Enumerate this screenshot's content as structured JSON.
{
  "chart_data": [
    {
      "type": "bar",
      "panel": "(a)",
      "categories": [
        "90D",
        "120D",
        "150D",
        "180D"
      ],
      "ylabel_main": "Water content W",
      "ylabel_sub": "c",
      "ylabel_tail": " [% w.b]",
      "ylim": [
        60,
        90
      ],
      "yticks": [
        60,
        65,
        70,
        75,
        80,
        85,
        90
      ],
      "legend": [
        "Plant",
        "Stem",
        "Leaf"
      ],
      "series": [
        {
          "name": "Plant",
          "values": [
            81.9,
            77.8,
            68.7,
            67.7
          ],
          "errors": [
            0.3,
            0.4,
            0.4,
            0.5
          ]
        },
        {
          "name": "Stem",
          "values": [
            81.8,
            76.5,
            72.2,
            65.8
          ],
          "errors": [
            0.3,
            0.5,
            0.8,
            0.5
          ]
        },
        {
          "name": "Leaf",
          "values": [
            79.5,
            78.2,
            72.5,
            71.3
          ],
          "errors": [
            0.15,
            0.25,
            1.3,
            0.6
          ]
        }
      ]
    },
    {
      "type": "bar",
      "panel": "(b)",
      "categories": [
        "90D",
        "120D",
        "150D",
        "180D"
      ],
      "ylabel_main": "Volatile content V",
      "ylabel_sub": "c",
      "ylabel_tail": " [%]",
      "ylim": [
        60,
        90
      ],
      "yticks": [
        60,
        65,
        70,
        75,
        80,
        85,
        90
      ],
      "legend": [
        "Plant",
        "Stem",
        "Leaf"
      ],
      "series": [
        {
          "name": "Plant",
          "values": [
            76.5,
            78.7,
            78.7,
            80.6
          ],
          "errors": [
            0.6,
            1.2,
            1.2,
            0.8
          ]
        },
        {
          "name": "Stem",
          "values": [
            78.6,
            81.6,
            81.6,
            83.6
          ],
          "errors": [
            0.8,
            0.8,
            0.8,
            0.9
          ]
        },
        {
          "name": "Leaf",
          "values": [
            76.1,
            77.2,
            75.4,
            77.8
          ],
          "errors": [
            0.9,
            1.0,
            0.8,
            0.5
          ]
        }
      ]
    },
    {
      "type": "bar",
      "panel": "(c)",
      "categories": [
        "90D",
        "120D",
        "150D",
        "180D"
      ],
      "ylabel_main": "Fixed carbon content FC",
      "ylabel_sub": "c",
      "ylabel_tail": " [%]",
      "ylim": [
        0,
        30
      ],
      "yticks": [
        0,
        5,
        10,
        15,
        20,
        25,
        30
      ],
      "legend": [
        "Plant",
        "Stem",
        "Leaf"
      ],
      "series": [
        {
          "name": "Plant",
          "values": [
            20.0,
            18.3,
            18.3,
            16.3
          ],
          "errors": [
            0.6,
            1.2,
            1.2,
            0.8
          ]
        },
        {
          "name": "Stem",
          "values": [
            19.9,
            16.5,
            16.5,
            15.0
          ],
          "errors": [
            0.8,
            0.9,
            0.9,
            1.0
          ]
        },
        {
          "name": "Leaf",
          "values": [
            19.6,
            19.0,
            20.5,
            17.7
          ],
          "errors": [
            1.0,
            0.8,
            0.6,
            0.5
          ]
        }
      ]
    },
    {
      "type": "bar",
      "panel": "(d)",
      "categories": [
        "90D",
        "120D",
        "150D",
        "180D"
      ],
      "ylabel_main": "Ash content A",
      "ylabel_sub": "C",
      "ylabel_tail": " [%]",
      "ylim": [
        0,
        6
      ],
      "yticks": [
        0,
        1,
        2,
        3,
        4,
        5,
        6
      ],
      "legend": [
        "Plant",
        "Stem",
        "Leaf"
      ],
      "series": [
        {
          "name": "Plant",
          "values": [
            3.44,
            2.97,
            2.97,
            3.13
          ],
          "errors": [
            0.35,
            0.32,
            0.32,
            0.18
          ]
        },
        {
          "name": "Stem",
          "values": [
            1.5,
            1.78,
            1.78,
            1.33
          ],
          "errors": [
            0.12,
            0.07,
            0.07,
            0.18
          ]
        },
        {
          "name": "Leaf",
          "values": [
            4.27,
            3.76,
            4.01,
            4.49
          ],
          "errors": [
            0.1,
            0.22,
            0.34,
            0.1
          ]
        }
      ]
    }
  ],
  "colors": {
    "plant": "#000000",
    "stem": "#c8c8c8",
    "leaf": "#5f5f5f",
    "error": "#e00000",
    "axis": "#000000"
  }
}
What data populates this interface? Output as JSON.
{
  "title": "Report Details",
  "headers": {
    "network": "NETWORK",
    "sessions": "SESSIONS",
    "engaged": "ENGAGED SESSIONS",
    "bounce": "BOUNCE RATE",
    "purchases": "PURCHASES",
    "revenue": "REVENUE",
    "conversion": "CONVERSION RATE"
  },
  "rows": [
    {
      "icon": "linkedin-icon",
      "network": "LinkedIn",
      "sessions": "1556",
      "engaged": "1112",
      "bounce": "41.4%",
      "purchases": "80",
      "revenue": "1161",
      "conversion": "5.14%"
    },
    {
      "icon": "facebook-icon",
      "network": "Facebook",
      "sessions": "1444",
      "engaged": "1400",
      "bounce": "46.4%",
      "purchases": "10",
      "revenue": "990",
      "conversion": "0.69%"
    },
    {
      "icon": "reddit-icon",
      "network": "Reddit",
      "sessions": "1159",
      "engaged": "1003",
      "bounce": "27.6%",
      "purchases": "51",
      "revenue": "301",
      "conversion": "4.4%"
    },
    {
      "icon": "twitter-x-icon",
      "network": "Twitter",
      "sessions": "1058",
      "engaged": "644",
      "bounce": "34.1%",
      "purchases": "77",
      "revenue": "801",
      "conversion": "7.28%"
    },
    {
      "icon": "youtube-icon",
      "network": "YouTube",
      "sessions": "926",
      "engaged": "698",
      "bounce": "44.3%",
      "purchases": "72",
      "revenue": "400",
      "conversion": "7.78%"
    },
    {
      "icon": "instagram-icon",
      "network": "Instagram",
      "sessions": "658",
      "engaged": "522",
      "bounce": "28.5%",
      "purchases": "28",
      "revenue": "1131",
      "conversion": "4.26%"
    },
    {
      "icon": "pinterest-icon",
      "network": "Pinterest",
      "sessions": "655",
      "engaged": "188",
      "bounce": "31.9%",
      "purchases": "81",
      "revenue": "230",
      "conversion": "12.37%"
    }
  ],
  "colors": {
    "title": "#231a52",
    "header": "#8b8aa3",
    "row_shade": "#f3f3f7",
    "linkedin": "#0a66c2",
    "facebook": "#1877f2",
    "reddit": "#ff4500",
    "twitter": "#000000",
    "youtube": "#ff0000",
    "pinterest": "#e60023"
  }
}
■ ■ ■ ■
**Set problem**
All of the entries above should be written out again exactly.

**Worked solution**
Enumerate this screenshot's content as structured JSON.
{
  "chart_data": [
    {
      "type": "bar",
      "panel": "(a)",
      "categories": [
        "90D",
        "120D",
        "150D",
        "180D"
      ],
      "ylabel_main": "Water content W",
      "ylabel_sub": "c",
      "ylabel_tail": " [% w.b]",
      "ylim": [
        60,
        90
      ],
      "yticks": [
        60,
        65,
        70,
        75,
        80,
        85,
        90
      ],
      "legend": [
        "Plant",
        "Stem",
        "Leaf"
      ],
      "series": [
        {
          "name": "Plant",
          "values": [
            81.9,
            77.8,
            68.7,
            67.7
          ],
          "errors": [
            0.3,
            0.4,
            0.4,
            0.5
          ]
        },
        {
          "name": "Stem",
          "values": [
            81.8,
            76.5,
            72.2,
            65.8
          ],
          "errors": [
            0.3,
            0.5,
            0.8,
            0.5
          ]
        },
        {
          "name": "Leaf",
          "values": [
            79.5,
            78.2,
            72.5,
            71.3
          ],
          "errors": [
            0.15,
            0.25,
            1.3,
            0.6
          ]
        }
      ]
    },
    {
      "type": "bar",
      "panel": "(b)",
      "categories": [
        "90D",
        "120D",
        "150D",
        "180D"
      ],
      "ylabel_main": "Volatile content V",
      "ylabel_sub": "c",
      "ylabel_tail": " [%]",
      "ylim": [
        60,
        90
      ],
      "yticks": [
        60,
        65,
        70,
        75,
        80,
        85,
        90
      ],
      "legend": [
        "Plant",
        "Stem",
        "Leaf"
      ],
      "series": [
        {
          "name": "Plant",
          "values": [
            76.5,
            78.7,
            78.7,
            80.6
          ],
          "errors": [
            0.6,
            1.2,
            1.2,
            0.8
          ]
        },
        {
          "name": "Stem",
          "values": [
            78.6,
            81.6,
            81.6,
            83.6
          ],
          "errors": [
            0.8,
            0.8,
            0.8,
            0.9
          ]
        },
        {
          "name": "Leaf",
          "values": [
            76.1,
            77.2,
            75.4,
            77.8
          ],
          "errors": [
            0.9,
            1.0,
            0.8,
            0.5
          ]
        }
      ]
    },
    {
      "type": "bar",
      "panel": "(c)",
      "categories": [
        "90D",
        "120D",
        "150D",
        "180D"
      ],
      "ylabel_main": "Fixed carbon content FC",
      "ylabel_sub": "c",
      "ylabel_tail": " [%]",
      "ylim": [
        0,
        30
      ],
      "yticks": [
        0,
        5,
        10,
        15,
        20,
        25,
        30
      ],
      "legend": [
        "Plant",
        "Stem",
        "Leaf"
      ],
      "series": [
        {
          "name": "Plant",
          "values": [
            20.0,
            18.3,
            18.3,
            16.3
          ],
          "errors": [
            0.6,
            1.2,
            1.2,
            0.8
          ]
        },
        {
          "name": "Stem",
          "values": [
            19.9,
            16.5,
            16.5,
            15.0
          ],
          "errors": [
            0.8,
            0.9,
            0.9,
            1.0
          ]
        },
        {
          "name": "Leaf",
          "values": [
            19.6,
            19.0,
            20.5,
            17.7
          ],
          "errors": [
            1.0,
            0.8,
            0.6,
            0.5
          ]
        }
      ]
    },
    {
      "type": "bar",
      "panel": "(d)",
      "categories": [
        "90D",
        "120D",
        "150D",
        "180D"
      ],
      "ylabel_main": "Ash content A",
      "ylabel_sub": "C",
      "ylabel_tail": " [%]",
      "ylim": [
        0,
        6
      ],
      "yticks": [
        0,
        1,
        2,
        3,
        4,
        5,
        6
      ],
      "legend": [
        "Plant",
        "Stem",
        "Leaf"
      ],
      "series": [
        {
          "name": "Plant",
          "values": [
            3.44,
            2.97,
            2.97,
            3.13
          ],
          "errors": [
            0.35,
            0.32,
            0.32,
            0.18
          ]
        },
        {
          "name": "Stem",
          "values": [
            1.5,
            1.78,
            1.78,
            1.33
          ],
          "errors": [
            0.12,
            0.07,
            0.07,
            0.18
          ]
        },
        {
          "name": "Leaf",
          "values": [
            4.27,
            3.76,
            4.01,
            4.49
          ],
          "errors": [
            0.1,
            0.22,
            0.34,
            0.1
          ]
        }
      ]
    }
  ],
  "colors": {
    "plant": "#000000",
    "stem": "#c8c8c8",
    "leaf": "#5f5f5f",
    "error": "#e00000",
    "axis": "#000000"
  }
}
What data populates this interface? Output as JSON.
{
  "title": "Report Details",
  "headers": {
    "network": "NETWORK",
    "sessions": "SESSIONS",
    "engaged": "ENGAGED SESSIONS",
    "bounce": "BOUNCE RATE",
    "purchases": "PURCHASES",
    "revenue": "REVENUE",
    "conversion": "CONVERSION RATE"
  },
  "rows": [
    {
      "icon": "linkedin-icon",
      "network": "LinkedIn",
      "sessions": "1556",
      "engaged": "1112",
      "bounce": "41.4%",
      "purchases": "80",
      "revenue": "1161",
      "conversion": "5.14%"
    },
    {
      "icon": "facebook-icon",
      "network": "Facebook",
      "sessions": "1444",
      "engaged": "1400",
      "bounce": "46.4%",
      "purchases": "10",
      "revenue": "990",
      "conversion": "0.69%"
    },
    {
      "icon": "reddit-icon",
      "network": "Reddit",
      "sessions": "1159",
      "engaged": "1003",
      "bounce": "27.6%",
      "purchases": "51",
      "revenue": "301",
      "conversion": "4.4%"
    },
    {
      "icon": "twitter-x-icon",
      "network": "Twitter",
      "sessions": "1058",
      "engaged": "644",
      "bounce": "34.1%",
      "purchases": "77",
      "revenue": "801",
      "conversion": "7.28%"
    },
    {
      "icon": "youtube-icon",
      "network": "YouTube",
      "sessions": "926",
      "engaged": "698",
      "bounce": "44.3%",
      "purchases": "72",
      "revenue": "400",
      "conversion": "7.78%"
    },
    {
      "icon": "instagram-icon",
      "network": "Instagram",
      "sessions": "658",
      "engaged": "522",
      "bounce": "28.5%",
      "purchases": "28",
      "revenue": "1131",
      "conversion": "4.26%"
    },
    {
      "icon": "pinterest-icon",
      "network": "Pinterest",
      "sessions": "655",
      "engaged": "188",
      "bounce": "31.9%",
      "purchases": "81",
      "revenue": "230",
      "conversion": "12.37%"
    }
  ],
  "colors": {
    "title": "#231a52",
    "header": "#8b8aa3",
    "row_shade": "#f3f3f7",
    "linkedin": "#0a66c2",
    "facebook": "#1877f2",
    "reddit": "#ff4500",
    "twitter": "#000000",
    "youtube": "#ff0000",
    "pinterest": "#e60023"
  }
}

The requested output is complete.